[Dataset items]
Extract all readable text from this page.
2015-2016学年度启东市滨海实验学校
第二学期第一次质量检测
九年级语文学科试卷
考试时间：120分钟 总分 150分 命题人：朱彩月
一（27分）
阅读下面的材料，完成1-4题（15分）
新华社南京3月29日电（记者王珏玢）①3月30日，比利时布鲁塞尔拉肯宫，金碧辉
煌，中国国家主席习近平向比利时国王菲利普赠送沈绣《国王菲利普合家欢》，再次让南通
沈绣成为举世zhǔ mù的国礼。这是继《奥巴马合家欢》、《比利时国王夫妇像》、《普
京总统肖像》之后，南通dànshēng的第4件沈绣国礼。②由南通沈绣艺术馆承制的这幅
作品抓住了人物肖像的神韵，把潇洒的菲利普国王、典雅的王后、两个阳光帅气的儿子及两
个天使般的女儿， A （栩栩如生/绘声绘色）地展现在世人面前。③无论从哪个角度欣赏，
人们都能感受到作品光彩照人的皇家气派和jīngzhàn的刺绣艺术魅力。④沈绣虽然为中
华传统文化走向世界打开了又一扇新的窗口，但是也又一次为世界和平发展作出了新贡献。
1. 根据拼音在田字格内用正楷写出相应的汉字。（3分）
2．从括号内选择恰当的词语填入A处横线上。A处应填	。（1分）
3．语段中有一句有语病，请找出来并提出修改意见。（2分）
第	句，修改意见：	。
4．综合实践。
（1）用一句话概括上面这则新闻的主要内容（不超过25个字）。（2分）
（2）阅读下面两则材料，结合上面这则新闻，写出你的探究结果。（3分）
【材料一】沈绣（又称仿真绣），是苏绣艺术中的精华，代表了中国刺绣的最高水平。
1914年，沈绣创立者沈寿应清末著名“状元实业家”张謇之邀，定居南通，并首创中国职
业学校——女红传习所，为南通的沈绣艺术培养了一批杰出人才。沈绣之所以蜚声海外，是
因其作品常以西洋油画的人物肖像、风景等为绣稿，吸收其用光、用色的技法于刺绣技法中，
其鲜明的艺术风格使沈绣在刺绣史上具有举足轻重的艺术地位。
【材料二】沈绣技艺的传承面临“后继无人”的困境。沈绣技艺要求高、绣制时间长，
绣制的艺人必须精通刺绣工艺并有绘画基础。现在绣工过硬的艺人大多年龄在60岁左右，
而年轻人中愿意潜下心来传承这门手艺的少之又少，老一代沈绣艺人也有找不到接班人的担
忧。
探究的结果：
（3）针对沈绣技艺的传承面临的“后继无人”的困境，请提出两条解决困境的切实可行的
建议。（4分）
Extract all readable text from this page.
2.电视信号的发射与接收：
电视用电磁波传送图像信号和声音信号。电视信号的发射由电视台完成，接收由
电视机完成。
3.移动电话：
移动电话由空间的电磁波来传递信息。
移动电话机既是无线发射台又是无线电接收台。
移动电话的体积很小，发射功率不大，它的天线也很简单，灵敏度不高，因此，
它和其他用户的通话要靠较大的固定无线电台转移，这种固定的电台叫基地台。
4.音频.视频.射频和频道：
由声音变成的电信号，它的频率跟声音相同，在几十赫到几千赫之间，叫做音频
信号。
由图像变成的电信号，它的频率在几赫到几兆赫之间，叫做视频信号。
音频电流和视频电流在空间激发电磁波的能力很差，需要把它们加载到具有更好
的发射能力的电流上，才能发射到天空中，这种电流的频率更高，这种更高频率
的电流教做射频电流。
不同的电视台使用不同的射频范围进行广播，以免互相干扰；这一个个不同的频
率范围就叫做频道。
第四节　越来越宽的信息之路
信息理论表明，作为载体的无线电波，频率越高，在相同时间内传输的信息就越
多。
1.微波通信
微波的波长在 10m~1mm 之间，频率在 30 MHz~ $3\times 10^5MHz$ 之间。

§ **EXERCISE PROMPT**: Repeat the data in its entirety, character for character.

§ **REPLY**:
Extract all readable text from this page.
2015-2016学年度启东市滨海实验学校
第二学期第一次质量检测
九年级语文学科试卷
考试时间：120分钟 总分 150分 命题人：朱彩月
一（27分）
阅读下面的材料，完成1-4题（15分）
新华社南京3月29日电（记者王珏玢）①3月30日，比利时布鲁塞尔拉肯宫，金碧辉
煌，中国国家主席习近平向比利时国王菲利普赠送沈绣《国王菲利普合家欢》，再次让南通
沈绣成为举世zhǔ mù的国礼。这是继《奥巴马合家欢》、《比利时国王夫妇像》、《普
京总统肖像》之后，南通dànshēng的第4件沈绣国礼。②由南通沈绣艺术馆承制的这幅
作品抓住了人物肖像的神韵，把潇洒的菲利普国王、典雅的王后、两个阳光帅气的儿子及两
个天使般的女儿， A （栩栩如生/绘声绘色）地展现在世人面前。③无论从哪个角度欣赏，
人们都能感受到作品光彩照人的皇家气派和jīngzhàn的刺绣艺术魅力。④沈绣虽然为中
华传统文化走向世界打开了又一扇新的窗口，但是也又一次为世界和平发展作出了新贡献。
1. 根据拼音在田字格内用正楷写出相应的汉字。（3分）
2．从括号内选择恰当的词语填入A处横线上。A处应填	。（1分）
3．语段中有一句有语病，请找出来并提出修改意见。（2分）
第	句，修改意见：	。
4．综合实践。
（1）用一句话概括上面这则新闻的主要内容（不超过25个字）。（2分）
（2）阅读下面两则材料，结合上面这则新闻，写出你的探究结果。（3分）
【材料一】沈绣（又称仿真绣），是苏绣艺术中的精华，代表了中国刺绣的最高水平。
1914年，沈绣创立者沈寿应清末著名“状元实业家”张謇之邀，定居南通，并首创中国职
业学校——女红传习所，为南通的沈绣艺术培养了一批杰出人才。沈绣之所以蜚声海外，是
因其作品常以西洋油画的人物肖像、风景等为绣稿，吸收其用光、用色的技法于刺绣技法中，
其鲜明的艺术风格使沈绣在刺绣史上具有举足轻重的艺术地位。
【材料二】沈绣技艺的传承面临“后继无人”的困境。沈绣技艺要求高、绣制时间长，
绣制的艺人必须精通刺绣工艺并有绘画基础。现在绣工过硬的艺人大多年龄在60岁左右，
而年轻人中愿意潜下心来传承这门手艺的少之又少，老一代沈绣艺人也有找不到接班人的担
忧。
探究的结果：
（3）针对沈绣技艺的传承面临的“后继无人”的困境，请提出两条解决困境的切实可行的
建议。（4分）
Extract all readable text from this page.
2.电视信号的发射与接收：
电视用电磁波传送图像信号和声音信号。电视信号的发射由电视台完成，接收由
电视机完成。
3.移动电话：
移动电话由空间的电磁波来传递信息。
移动电话机既是无线发射台又是无线电接收台。
移动电话的体积很小，发射功率不大，它的天线也很简单，灵敏度不高，因此，
它和其他用户的通话要靠较大的固定无线电台转移，这种固定的电台叫基地台。
4.音频.视频.射频和频道：
由声音变成的电信号，它的频率跟声音相同，在几十赫到几千赫之间，叫做音频
信号。
由图像变成的电信号，它的频率在几赫到几兆赫之间，叫做视频信号。
音频电流和视频电流在空间激发电磁波的能力很差，需要把它们加载到具有更好
的发射能力的电流上，才能发射到天空中，这种电流的频率更高，这种更高频率
的电流教做射频电流。
不同的电视台使用不同的射频范围进行广播，以免互相干扰；这一个个不同的频
率范围就叫做频道。
第四节　越来越宽的信息之路
信息理论表明，作为载体的无线电波，频率越高，在相同时间内传输的信息就越
多。
1.微波通信
微波的波长在 10m~1mm 之间，频率在 30 MHz~ $3\times 10^5MHz$ 之间。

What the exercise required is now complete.